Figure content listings
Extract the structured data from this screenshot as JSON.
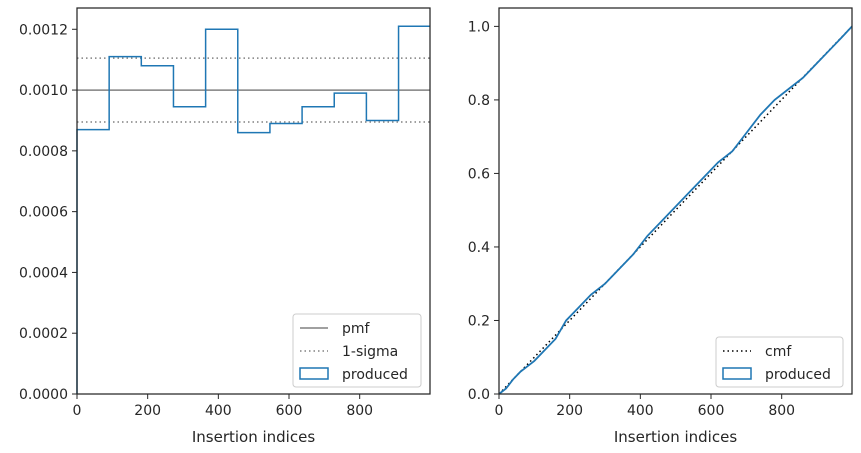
{
  "chart_data": [
    {
      "type": "histogram",
      "xlabel": "Insertion indices",
      "ylabel": "",
      "xlim": [
        0,
        999
      ],
      "ylim": [
        0,
        0.00127
      ],
      "xticks": [
        0,
        200,
        400,
        600,
        800
      ],
      "yticks": [
        0.0,
        0.0002,
        0.0004,
        0.0006,
        0.0008,
        0.001,
        0.0012
      ],
      "xtick_labels": [
        "0",
        "200",
        "400",
        "600",
        "800"
      ],
      "ytick_labels": [
        "0.0000",
        "0.0002",
        "0.0004",
        "0.0006",
        "0.0008",
        "0.0010",
        "0.0012"
      ],
      "bin_edges": [
        0,
        91,
        182,
        273,
        364,
        455,
        546,
        637,
        728,
        819,
        910,
        1000
      ],
      "values": [
        0.00087,
        0.00111,
        0.00108,
        0.000945,
        0.0012,
        0.00086,
        0.00089,
        0.000945,
        0.00099,
        0.0009,
        0.00121
      ],
      "pmf": 0.001,
      "sigma_band": [
        0.000895,
        0.001105
      ],
      "legend_position": "lower right",
      "legend": [
        "pmf",
        "1-sigma",
        "produced"
      ],
      "colors": {
        "produced": "#1f77b4",
        "pmf": "#808080",
        "sigma": "#808080"
      }
    },
    {
      "type": "line",
      "xlabel": "Insertion indices",
      "ylabel": "",
      "xlim": [
        0,
        999
      ],
      "ylim": [
        0,
        1.05
      ],
      "xticks": [
        0,
        200,
        400,
        600,
        800
      ],
      "yticks": [
        0.0,
        0.2,
        0.4,
        0.6,
        0.8,
        1.0
      ],
      "xtick_labels": [
        "0",
        "200",
        "400",
        "600",
        "800"
      ],
      "ytick_labels": [
        "0.0",
        "0.2",
        "0.4",
        "0.6",
        "0.8",
        "1.0"
      ],
      "cmf": {
        "x": [
          0,
          999
        ],
        "y": [
          0,
          1.0
        ]
      },
      "produced": {
        "x": [
          0,
          20,
          40,
          60,
          80,
          100,
          130,
          160,
          190,
          220,
          260,
          300,
          340,
          380,
          420,
          460,
          500,
          540,
          580,
          620,
          660,
          700,
          740,
          780,
          820,
          860,
          900,
          940,
          970,
          999
        ],
        "y": [
          0,
          0.015,
          0.04,
          0.06,
          0.075,
          0.09,
          0.12,
          0.15,
          0.2,
          0.23,
          0.27,
          0.3,
          0.34,
          0.38,
          0.43,
          0.47,
          0.51,
          0.55,
          0.59,
          0.63,
          0.66,
          0.71,
          0.76,
          0.8,
          0.83,
          0.86,
          0.9,
          0.94,
          0.97,
          1.0
        ]
      },
      "legend_position": "lower right",
      "legend": [
        "cmf",
        "produced"
      ],
      "colors": {
        "produced": "#1f77b4",
        "cmf": "#000000"
      }
    }
  ]
}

**The exercise**: Write out the full listing verbatim, excluding its pictures.

**Output below**:
Extract the structured data from this screenshot as JSON.
{
  "chart_data": [
    {
      "type": "histogram",
      "xlabel": "Insertion indices",
      "ylabel": "",
      "xlim": [
        0,
        999
      ],
      "ylim": [
        0,
        0.00127
      ],
      "xticks": [
        0,
        200,
        400,
        600,
        800
      ],
      "yticks": [
        0.0,
        0.0002,
        0.0004,
        0.0006,
        0.0008,
        0.001,
        0.0012
      ],
      "xtick_labels": [
        "0",
        "200",
        "400",
        "600",
        "800"
      ],
      "ytick_labels": [
        "0.0000",
        "0.0002",
        "0.0004",
        "0.0006",
        "0.0008",
        "0.0010",
        "0.0012"
      ],
      "bin_edges": [
        0,
        91,
        182,
        273,
        364,
        455,
        546,
        637,
        728,
        819,
        910,
        1000
      ],
      "values": [
        0.00087,
        0.00111,
        0.00108,
        0.000945,
        0.0012,
        0.00086,
        0.00089,
        0.000945,
        0.00099,
        0.0009,
        0.00121
      ],
      "pmf": 0.001,
      "sigma_band": [
        0.000895,
        0.001105
      ],
      "legend_position": "lower right",
      "legend": [
        "pmf",
        "1-sigma",
        "produced"
      ],
      "colors": {
        "produced": "#1f77b4",
        "pmf": "#808080",
        "sigma": "#808080"
      }
    },
    {
      "type": "line",
      "xlabel": "Insertion indices",
      "ylabel": "",
      "xlim": [
        0,
        999
      ],
      "ylim": [
        0,
        1.05
      ],
      "xticks": [
        0,
        200,
        400,
        600,
        800
      ],
      "yticks": [
        0.0,
        0.2,
        0.4,
        0.6,
        0.8,
        1.0
      ],
      "xtick_labels": [
        "0",
        "200",
        "400",
        "600",
        "800"
      ],
      "ytick_labels": [
        "0.0",
        "0.2",
        "0.4",
        "0.6",
        "0.8",
        "1.0"
      ],
      "cmf": {
        "x": [
          0,
          999
        ],
        "y": [
          0,
          1.0
        ]
      },
      "produced": {
        "x": [
          0,
          20,
          40,
          60,
          80,
          100,
          130,
          160,
          190,
          220,
          260,
          300,
          340,
          380,
          420,
          460,
          500,
          540,
          580,
          620,
          660,
          700,
          740,
          780,
          820,
          860,
          900,
          940,
          970,
          999
        ],
        "y": [
          0,
          0.015,
          0.04,
          0.06,
          0.075,
          0.09,
          0.12,
          0.15,
          0.2,
          0.23,
          0.27,
          0.3,
          0.34,
          0.38,
          0.43,
          0.47,
          0.51,
          0.55,
          0.59,
          0.63,
          0.66,
          0.71,
          0.76,
          0.8,
          0.83,
          0.86,
          0.9,
          0.94,
          0.97,
          1.0
        ]
      },
      "legend_position": "lower right",
      "legend": [
        "cmf",
        "produced"
      ],
      "colors": {
        "produced": "#1f77b4",
        "cmf": "#000000"
      }
    }
  ]
}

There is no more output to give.